══ RECORDS PROVIDED

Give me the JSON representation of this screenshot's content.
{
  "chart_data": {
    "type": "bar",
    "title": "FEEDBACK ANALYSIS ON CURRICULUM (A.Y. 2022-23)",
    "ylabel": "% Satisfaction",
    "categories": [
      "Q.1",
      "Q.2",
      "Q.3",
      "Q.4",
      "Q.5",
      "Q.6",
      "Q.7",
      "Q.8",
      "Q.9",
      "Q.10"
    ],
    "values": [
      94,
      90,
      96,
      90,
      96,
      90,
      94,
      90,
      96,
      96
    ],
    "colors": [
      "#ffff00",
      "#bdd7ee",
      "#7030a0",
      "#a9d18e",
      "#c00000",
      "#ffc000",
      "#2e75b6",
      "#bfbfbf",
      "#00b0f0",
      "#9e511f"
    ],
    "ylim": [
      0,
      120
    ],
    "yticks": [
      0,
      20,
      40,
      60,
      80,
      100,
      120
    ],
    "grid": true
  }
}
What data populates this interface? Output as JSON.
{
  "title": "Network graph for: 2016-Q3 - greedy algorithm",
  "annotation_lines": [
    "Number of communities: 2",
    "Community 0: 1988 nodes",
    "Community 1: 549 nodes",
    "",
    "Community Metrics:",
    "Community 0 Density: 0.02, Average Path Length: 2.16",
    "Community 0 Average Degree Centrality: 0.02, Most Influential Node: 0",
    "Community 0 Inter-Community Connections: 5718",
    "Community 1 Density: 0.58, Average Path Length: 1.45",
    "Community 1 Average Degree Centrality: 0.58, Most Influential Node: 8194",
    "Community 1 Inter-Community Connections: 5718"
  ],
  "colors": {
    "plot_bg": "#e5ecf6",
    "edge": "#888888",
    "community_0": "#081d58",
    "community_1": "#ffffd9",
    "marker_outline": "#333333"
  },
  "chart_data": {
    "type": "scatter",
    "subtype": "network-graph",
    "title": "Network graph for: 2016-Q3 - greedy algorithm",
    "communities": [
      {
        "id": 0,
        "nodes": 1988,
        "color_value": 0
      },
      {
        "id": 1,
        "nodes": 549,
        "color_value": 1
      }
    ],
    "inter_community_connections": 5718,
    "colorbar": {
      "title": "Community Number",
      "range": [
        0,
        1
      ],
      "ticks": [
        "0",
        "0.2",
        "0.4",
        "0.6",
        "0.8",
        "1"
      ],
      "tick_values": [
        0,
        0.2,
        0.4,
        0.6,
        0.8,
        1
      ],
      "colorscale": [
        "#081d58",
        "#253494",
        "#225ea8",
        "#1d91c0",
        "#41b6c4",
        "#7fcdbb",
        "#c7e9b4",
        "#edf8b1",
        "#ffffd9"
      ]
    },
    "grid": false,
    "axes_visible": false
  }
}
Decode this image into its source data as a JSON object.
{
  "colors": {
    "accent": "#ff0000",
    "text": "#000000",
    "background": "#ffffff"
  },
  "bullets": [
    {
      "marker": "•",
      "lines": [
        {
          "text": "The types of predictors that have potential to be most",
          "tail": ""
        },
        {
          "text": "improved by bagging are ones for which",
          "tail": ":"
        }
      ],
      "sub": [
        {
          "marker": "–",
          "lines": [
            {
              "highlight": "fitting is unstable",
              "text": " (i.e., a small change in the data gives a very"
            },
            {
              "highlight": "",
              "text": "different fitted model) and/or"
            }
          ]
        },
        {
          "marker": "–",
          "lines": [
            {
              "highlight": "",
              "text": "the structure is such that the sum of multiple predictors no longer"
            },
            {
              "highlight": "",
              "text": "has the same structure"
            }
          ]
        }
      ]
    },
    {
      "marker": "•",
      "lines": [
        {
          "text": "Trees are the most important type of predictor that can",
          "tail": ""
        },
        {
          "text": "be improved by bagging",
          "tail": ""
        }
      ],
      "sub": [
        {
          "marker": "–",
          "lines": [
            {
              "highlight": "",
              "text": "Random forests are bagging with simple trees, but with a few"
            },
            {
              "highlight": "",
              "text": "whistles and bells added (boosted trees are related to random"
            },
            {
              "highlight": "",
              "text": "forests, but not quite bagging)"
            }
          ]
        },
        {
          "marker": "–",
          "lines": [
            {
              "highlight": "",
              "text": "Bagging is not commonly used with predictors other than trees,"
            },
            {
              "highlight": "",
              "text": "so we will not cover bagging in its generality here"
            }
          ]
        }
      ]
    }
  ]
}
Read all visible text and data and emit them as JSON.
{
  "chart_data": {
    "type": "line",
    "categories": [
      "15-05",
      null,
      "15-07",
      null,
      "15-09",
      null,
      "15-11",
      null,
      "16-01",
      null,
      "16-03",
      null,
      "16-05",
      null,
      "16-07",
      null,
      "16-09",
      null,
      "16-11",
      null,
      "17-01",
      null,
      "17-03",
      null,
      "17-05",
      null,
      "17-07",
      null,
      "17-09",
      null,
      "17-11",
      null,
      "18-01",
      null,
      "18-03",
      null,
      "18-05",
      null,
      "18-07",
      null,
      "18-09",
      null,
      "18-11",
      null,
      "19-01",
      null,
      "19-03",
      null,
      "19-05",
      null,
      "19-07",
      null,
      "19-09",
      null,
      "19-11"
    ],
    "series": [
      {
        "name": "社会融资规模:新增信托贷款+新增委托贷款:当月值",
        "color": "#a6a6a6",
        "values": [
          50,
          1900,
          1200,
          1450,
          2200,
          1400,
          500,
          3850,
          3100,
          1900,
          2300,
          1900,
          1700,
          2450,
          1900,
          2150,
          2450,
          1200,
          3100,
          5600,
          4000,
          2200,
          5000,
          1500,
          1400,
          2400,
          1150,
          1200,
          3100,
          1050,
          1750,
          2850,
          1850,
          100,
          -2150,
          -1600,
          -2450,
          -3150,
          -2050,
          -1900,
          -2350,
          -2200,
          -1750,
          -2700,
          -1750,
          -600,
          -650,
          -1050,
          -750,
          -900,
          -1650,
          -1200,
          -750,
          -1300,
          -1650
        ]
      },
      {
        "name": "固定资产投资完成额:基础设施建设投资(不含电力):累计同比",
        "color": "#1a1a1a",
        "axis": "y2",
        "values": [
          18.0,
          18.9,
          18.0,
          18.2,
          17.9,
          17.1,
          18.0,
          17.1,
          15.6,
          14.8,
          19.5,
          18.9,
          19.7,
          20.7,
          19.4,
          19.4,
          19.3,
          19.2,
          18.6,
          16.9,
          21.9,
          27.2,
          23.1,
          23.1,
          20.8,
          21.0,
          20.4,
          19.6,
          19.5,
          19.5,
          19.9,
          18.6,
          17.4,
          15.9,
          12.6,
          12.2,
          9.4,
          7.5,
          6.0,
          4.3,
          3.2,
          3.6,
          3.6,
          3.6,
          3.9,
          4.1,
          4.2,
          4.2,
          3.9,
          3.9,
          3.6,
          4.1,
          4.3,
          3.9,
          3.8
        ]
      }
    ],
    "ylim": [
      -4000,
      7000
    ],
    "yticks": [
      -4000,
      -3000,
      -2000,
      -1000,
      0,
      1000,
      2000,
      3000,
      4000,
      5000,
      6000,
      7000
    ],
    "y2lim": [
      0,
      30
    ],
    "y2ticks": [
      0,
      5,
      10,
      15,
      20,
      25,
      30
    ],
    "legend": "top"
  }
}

════

**WHAT YOU SHOULD DO:** Look for lines containing the string "graph" and copy them all.

**EXERCISE OUTPUT:**
  "title": "Network graph for: 2016-Q3 - greedy algorithm",
    "subtype": "network-graph",
    "title": "Network graph for: 2016-Q3 - greedy algorithm",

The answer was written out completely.